- _Provided records_
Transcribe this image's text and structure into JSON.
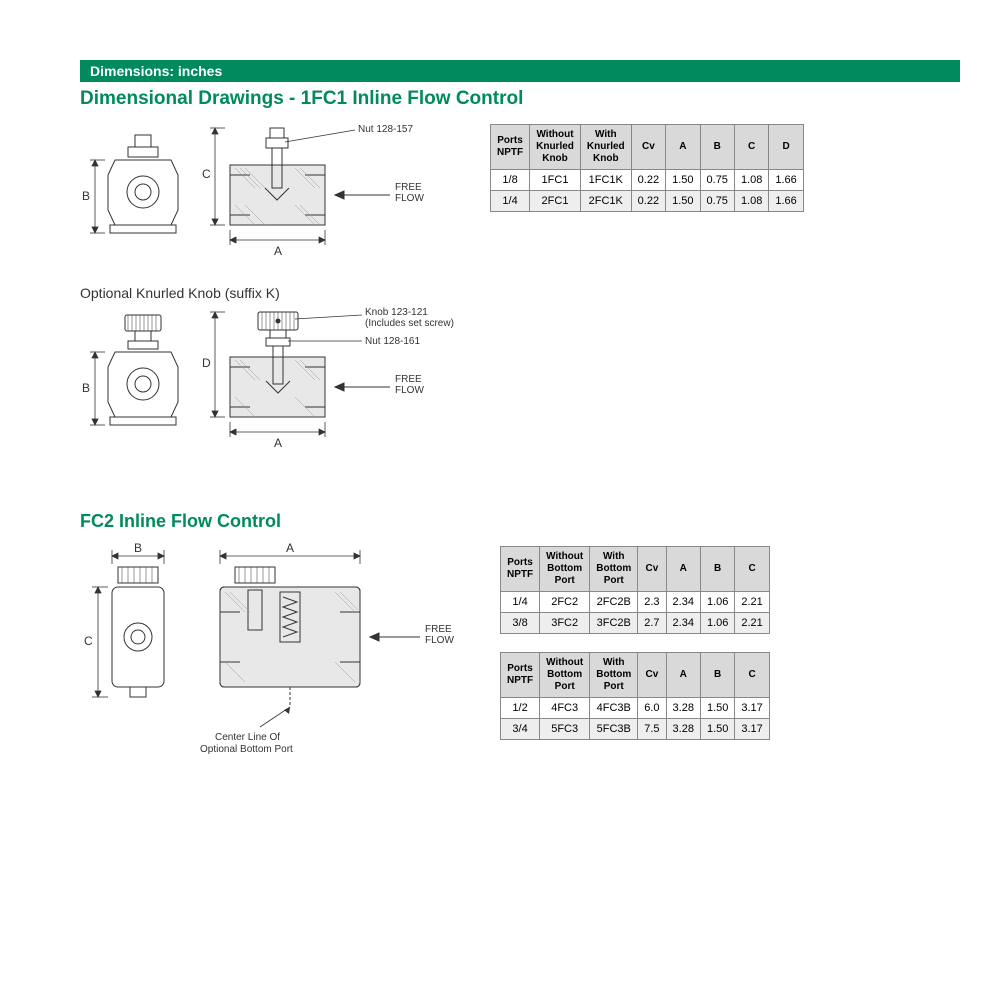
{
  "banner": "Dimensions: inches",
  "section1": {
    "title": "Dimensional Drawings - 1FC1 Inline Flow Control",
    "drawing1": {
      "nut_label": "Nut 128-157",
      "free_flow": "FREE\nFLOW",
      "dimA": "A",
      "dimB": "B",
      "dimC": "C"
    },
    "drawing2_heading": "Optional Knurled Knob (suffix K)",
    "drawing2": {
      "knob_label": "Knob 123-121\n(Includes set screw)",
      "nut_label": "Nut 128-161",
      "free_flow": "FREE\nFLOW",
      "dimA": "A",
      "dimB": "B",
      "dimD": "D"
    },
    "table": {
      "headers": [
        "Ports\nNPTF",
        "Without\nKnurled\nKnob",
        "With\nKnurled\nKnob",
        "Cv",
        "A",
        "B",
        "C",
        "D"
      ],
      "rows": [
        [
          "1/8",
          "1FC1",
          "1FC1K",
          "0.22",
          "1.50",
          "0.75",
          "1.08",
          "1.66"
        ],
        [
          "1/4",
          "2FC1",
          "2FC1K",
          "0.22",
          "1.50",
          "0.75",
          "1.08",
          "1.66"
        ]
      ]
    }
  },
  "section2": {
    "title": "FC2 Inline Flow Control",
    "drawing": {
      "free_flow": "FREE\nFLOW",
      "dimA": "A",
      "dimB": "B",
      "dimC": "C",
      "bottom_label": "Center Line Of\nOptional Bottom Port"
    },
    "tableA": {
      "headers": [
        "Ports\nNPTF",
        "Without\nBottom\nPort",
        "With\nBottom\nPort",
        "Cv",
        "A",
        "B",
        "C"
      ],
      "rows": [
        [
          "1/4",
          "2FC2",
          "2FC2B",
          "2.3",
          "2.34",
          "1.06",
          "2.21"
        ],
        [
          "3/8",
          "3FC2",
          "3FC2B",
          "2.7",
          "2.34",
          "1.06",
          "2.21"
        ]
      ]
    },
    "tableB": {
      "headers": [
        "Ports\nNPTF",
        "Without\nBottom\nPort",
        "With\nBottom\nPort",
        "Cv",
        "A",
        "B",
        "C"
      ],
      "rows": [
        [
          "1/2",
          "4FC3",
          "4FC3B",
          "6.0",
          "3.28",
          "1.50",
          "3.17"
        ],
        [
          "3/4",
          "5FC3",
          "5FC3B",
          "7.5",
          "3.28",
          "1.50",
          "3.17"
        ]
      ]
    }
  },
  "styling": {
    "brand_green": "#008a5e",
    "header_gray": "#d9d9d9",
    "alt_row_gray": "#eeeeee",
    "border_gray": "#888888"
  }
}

- _Exercise details_
Write the listing out a second time exactly, dropping all images.

- _Exercise solution_
Transcribe this image's text and structure into JSON.
{
  "banner": "Dimensions: inches",
  "section1": {
    "title": "Dimensional Drawings - 1FC1 Inline Flow Control",
    "drawing1": {
      "nut_label": "Nut 128-157",
      "free_flow": "FREE\nFLOW",
      "dimA": "A",
      "dimB": "B",
      "dimC": "C"
    },
    "drawing2_heading": "Optional Knurled Knob (suffix K)",
    "drawing2": {
      "knob_label": "Knob 123-121\n(Includes set screw)",
      "nut_label": "Nut 128-161",
      "free_flow": "FREE\nFLOW",
      "dimA": "A",
      "dimB": "B",
      "dimD": "D"
    },
    "table": {
      "headers": [
        "Ports\nNPTF",
        "Without\nKnurled\nKnob",
        "With\nKnurled\nKnob",
        "Cv",
        "A",
        "B",
        "C",
        "D"
      ],
      "rows": [
        [
          "1/8",
          "1FC1",
          "1FC1K",
          "0.22",
          "1.50",
          "0.75",
          "1.08",
          "1.66"
        ],
        [
          "1/4",
          "2FC1",
          "2FC1K",
          "0.22",
          "1.50",
          "0.75",
          "1.08",
          "1.66"
        ]
      ]
    }
  },
  "section2": {
    "title": "FC2 Inline Flow Control",
    "drawing": {
      "free_flow": "FREE\nFLOW",
      "dimA": "A",
      "dimB": "B",
      "dimC": "C",
      "bottom_label": "Center Line Of\nOptional Bottom Port"
    },
    "tableA": {
      "headers": [
        "Ports\nNPTF",
        "Without\nBottom\nPort",
        "With\nBottom\nPort",
        "Cv",
        "A",
        "B",
        "C"
      ],
      "rows": [
        [
          "1/4",
          "2FC2",
          "2FC2B",
          "2.3",
          "2.34",
          "1.06",
          "2.21"
        ],
        [
          "3/8",
          "3FC2",
          "3FC2B",
          "2.7",
          "2.34",
          "1.06",
          "2.21"
        ]
      ]
    },
    "tableB": {
      "headers": [
        "Ports\nNPTF",
        "Without\nBottom\nPort",
        "With\nBottom\nPort",
        "Cv",
        "A",
        "B",
        "C"
      ],
      "rows": [
        [
          "1/2",
          "4FC3",
          "4FC3B",
          "6.0",
          "3.28",
          "1.50",
          "3.17"
        ],
        [
          "3/4",
          "5FC3",
          "5FC3B",
          "7.5",
          "3.28",
          "1.50",
          "3.17"
        ]
      ]
    }
  },
  "styling": {
    "brand_green": "#008a5e",
    "header_gray": "#d9d9d9",
    "alt_row_gray": "#eeeeee",
    "border_gray": "#888888"
  }
}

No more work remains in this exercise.